Find the word "icon" in the listing; pull out each line holding it.

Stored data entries
⟨

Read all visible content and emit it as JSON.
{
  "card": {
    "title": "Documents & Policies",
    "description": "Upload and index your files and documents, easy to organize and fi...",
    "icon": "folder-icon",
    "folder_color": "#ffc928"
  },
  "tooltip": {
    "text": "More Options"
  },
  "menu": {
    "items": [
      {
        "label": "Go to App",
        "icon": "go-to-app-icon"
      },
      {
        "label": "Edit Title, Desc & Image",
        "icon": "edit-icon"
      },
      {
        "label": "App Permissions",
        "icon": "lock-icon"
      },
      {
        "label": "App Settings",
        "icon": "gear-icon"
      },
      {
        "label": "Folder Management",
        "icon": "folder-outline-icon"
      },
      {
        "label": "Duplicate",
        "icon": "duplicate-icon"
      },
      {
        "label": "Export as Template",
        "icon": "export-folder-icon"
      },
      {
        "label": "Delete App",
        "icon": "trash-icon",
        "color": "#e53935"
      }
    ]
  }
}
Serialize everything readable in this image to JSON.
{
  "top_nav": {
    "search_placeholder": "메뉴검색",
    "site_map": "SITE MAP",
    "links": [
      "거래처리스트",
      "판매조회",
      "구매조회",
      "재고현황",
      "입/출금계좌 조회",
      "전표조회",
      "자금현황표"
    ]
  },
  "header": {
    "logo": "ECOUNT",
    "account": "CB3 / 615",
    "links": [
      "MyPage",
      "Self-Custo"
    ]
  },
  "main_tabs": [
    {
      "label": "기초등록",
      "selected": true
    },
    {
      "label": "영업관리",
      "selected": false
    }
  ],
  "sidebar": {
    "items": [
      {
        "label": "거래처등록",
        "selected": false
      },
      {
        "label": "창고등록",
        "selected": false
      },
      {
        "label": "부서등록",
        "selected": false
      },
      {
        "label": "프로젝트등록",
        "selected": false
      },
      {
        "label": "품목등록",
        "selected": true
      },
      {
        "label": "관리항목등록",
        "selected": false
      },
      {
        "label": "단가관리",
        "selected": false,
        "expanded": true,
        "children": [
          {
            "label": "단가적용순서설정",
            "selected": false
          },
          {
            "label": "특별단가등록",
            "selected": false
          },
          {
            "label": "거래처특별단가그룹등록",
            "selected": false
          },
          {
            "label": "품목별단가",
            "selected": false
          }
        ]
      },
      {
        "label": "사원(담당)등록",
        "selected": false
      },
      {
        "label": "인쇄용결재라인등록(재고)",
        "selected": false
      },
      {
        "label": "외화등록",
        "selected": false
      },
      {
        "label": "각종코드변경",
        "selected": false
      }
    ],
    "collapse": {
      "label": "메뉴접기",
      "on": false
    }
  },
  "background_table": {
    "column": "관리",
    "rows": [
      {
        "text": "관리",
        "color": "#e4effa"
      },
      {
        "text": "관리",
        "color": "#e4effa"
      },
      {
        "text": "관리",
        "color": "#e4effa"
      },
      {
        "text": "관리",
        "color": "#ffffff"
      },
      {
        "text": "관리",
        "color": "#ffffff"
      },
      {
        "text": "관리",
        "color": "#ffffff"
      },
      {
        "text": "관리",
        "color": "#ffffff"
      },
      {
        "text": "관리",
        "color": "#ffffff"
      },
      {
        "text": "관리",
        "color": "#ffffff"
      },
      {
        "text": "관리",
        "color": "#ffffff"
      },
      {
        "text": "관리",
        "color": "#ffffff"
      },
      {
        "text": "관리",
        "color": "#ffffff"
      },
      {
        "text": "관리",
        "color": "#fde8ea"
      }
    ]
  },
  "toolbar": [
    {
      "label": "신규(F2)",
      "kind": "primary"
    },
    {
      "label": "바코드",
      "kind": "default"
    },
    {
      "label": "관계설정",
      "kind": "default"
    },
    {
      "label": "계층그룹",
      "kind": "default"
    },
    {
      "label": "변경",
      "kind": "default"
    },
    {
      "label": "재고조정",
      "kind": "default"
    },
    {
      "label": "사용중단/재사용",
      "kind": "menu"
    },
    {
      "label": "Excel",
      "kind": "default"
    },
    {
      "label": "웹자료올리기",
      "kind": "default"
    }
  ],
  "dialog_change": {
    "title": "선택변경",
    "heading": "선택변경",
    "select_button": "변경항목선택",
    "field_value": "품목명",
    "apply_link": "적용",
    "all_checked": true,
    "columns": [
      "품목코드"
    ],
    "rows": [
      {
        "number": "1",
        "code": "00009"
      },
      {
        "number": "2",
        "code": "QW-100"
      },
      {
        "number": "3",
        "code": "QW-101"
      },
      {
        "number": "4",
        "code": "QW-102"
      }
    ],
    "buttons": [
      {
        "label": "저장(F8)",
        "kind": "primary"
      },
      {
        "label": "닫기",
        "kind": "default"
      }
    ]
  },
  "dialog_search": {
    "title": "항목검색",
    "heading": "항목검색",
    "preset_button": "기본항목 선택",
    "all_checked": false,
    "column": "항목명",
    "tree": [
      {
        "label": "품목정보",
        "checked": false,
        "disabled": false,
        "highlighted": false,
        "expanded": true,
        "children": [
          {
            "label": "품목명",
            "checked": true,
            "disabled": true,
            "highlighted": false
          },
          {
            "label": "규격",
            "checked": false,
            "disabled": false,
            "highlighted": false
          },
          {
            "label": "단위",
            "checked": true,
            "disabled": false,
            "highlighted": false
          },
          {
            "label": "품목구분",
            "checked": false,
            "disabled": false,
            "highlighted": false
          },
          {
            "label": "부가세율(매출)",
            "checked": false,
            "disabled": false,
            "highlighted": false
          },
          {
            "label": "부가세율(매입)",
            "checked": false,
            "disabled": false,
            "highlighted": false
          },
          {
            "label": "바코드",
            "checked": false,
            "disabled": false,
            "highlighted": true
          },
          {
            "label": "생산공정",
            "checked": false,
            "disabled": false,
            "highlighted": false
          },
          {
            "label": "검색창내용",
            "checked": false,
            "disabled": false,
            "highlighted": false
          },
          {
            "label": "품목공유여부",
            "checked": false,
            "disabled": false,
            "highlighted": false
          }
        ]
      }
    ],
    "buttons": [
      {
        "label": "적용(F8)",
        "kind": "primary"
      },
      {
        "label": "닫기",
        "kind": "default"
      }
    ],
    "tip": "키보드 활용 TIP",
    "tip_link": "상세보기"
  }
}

⟩

» **Exercise output**:
    "icon": "folder-icon",
        "icon": "go-to-app-icon"
        "icon": "edit-icon"
        "icon": "lock-icon"
        "icon": "gear-icon"
        "icon": "folder-outline-icon"
        "icon": "duplicate-icon"
        "icon": "export-folder-icon"
        "icon": "trash-icon",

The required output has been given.